WORK TO DO
Check each line of the data for "icon" and select those that have it.

MATERIAL FOR THE TASK
____
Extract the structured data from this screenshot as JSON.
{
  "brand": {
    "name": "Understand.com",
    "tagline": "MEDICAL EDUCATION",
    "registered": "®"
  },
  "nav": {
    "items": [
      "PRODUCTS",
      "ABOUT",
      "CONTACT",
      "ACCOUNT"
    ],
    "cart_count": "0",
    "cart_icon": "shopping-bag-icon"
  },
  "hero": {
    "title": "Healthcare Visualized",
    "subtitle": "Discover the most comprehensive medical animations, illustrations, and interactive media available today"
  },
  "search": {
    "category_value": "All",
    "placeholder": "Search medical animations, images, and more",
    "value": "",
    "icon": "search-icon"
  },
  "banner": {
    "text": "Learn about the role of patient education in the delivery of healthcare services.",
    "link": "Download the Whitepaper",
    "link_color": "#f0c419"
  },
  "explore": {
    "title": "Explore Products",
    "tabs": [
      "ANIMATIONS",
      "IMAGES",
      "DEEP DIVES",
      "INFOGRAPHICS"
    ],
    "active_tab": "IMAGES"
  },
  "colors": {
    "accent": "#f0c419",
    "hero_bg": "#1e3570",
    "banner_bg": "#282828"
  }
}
____
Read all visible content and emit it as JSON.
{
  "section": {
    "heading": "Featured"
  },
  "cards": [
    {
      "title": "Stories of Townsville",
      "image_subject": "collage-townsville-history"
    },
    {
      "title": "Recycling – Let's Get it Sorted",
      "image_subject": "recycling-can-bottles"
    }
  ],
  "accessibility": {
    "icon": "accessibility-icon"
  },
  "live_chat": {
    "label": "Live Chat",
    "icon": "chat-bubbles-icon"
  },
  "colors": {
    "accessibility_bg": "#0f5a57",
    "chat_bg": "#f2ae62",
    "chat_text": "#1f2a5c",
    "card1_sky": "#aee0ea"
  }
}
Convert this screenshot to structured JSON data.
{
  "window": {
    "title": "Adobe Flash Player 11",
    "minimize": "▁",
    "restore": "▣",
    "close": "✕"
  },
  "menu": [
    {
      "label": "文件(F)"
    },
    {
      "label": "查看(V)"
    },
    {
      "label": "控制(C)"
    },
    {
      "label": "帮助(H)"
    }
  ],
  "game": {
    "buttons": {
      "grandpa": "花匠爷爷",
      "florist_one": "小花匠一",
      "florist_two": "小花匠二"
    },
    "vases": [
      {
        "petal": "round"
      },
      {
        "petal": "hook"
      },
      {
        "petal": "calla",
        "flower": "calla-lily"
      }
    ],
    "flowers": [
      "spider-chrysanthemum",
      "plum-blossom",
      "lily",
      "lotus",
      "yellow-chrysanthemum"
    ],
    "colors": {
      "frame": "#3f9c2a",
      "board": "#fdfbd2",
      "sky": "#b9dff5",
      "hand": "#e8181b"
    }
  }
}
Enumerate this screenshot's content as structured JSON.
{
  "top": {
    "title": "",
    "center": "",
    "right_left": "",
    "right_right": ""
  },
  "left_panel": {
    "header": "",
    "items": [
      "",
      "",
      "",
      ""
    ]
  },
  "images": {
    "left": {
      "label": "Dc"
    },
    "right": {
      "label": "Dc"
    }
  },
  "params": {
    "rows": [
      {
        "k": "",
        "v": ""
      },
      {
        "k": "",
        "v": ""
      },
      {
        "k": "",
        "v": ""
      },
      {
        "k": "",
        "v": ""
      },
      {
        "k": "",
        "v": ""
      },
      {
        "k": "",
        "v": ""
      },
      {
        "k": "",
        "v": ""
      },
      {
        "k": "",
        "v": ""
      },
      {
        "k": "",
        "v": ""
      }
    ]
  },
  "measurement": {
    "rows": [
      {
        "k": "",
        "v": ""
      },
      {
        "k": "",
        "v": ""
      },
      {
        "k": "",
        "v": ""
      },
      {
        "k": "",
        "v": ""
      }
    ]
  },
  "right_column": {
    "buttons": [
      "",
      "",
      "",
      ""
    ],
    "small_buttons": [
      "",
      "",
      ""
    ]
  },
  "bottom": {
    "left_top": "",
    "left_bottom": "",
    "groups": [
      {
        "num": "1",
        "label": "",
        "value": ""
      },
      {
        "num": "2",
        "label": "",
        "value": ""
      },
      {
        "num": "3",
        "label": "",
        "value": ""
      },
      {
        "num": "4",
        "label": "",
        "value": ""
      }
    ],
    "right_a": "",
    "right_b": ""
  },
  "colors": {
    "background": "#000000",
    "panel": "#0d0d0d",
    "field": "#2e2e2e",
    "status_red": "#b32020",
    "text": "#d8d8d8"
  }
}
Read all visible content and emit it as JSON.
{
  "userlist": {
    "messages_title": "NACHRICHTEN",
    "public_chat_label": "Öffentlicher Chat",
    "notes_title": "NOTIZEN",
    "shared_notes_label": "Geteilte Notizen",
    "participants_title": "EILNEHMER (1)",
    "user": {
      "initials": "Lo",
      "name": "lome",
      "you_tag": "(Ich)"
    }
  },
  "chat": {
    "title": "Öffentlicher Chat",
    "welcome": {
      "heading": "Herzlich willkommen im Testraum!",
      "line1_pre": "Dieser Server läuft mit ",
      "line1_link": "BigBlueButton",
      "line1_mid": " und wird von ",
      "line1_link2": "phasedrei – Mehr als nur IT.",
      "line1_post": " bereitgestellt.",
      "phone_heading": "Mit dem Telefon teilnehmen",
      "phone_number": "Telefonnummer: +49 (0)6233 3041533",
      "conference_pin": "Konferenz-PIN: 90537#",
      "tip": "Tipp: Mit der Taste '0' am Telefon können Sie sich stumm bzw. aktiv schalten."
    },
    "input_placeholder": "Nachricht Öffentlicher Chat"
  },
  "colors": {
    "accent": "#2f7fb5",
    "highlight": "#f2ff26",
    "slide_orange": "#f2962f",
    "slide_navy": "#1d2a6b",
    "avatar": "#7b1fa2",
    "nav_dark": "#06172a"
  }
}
____
WRITTEN RESPONSE
    "cart_icon": "shopping-bag-icon"
    "icon": "search-icon"
    "icon": "accessibility-icon"
    "icon": "chat-bubbles-icon"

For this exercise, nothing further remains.